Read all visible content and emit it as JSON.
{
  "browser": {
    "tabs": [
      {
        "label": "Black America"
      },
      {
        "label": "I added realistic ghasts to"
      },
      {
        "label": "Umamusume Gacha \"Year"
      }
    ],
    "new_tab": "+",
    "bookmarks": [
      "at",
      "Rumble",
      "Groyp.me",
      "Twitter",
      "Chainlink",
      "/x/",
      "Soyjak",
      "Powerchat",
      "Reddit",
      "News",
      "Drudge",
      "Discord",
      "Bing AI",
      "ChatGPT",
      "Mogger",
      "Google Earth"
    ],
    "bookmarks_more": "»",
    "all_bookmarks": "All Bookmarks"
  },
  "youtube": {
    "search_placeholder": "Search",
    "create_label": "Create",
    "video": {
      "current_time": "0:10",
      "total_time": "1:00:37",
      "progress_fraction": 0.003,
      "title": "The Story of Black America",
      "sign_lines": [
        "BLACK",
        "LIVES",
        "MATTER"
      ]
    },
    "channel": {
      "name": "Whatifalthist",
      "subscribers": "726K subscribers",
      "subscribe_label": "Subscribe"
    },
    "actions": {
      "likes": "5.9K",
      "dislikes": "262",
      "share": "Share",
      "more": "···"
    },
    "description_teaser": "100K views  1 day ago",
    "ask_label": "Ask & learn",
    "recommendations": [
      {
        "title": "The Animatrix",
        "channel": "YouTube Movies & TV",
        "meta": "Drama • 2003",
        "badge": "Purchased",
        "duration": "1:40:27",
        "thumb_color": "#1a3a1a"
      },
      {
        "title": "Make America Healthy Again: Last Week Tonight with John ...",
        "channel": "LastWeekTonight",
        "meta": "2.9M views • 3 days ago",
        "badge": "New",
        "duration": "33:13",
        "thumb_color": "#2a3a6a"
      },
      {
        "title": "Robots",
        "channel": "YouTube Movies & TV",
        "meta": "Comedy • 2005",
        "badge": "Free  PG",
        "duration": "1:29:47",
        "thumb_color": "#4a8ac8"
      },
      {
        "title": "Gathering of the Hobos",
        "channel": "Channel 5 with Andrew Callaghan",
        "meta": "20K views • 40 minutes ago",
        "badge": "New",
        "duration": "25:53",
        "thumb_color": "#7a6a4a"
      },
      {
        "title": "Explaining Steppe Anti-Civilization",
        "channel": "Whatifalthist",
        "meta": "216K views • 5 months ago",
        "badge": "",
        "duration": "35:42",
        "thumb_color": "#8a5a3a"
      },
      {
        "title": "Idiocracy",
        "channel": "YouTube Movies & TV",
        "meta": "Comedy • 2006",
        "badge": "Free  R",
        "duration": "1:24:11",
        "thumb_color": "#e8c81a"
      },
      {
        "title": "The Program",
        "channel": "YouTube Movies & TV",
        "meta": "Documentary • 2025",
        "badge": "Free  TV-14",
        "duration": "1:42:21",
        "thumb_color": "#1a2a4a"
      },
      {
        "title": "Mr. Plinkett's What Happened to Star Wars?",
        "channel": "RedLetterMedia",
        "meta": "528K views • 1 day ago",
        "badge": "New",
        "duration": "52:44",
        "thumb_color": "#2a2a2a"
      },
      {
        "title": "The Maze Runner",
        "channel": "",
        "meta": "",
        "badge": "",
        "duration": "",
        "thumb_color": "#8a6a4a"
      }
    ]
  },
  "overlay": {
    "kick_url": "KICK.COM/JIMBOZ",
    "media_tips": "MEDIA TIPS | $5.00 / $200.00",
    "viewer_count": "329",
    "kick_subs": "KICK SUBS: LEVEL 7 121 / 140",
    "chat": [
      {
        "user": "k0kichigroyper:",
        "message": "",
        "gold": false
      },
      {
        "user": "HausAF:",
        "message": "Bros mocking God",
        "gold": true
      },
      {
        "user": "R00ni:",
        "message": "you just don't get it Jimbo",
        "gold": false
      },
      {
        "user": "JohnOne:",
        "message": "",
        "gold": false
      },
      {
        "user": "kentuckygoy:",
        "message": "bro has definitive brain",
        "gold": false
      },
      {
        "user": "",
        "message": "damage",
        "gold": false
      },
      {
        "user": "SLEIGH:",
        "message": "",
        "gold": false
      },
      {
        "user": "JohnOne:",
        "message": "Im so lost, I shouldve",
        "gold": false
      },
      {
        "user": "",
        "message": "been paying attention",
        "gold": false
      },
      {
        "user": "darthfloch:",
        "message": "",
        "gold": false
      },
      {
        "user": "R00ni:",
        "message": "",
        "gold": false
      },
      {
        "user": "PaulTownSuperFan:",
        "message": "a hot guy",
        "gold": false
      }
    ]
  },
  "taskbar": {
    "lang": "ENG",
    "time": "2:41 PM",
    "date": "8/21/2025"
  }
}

══════════════════════════════

Gather all lines from the records above in which "duration" appears.

• Reply to the task:
        "duration": "1:40:27",
        "duration": "33:13",
        "duration": "1:29:47",
        "duration": "25:53",
        "duration": "35:42",
        "duration": "1:24:11",
        "duration": "1:42:21",
        "duration": "52:44",
        "duration": "",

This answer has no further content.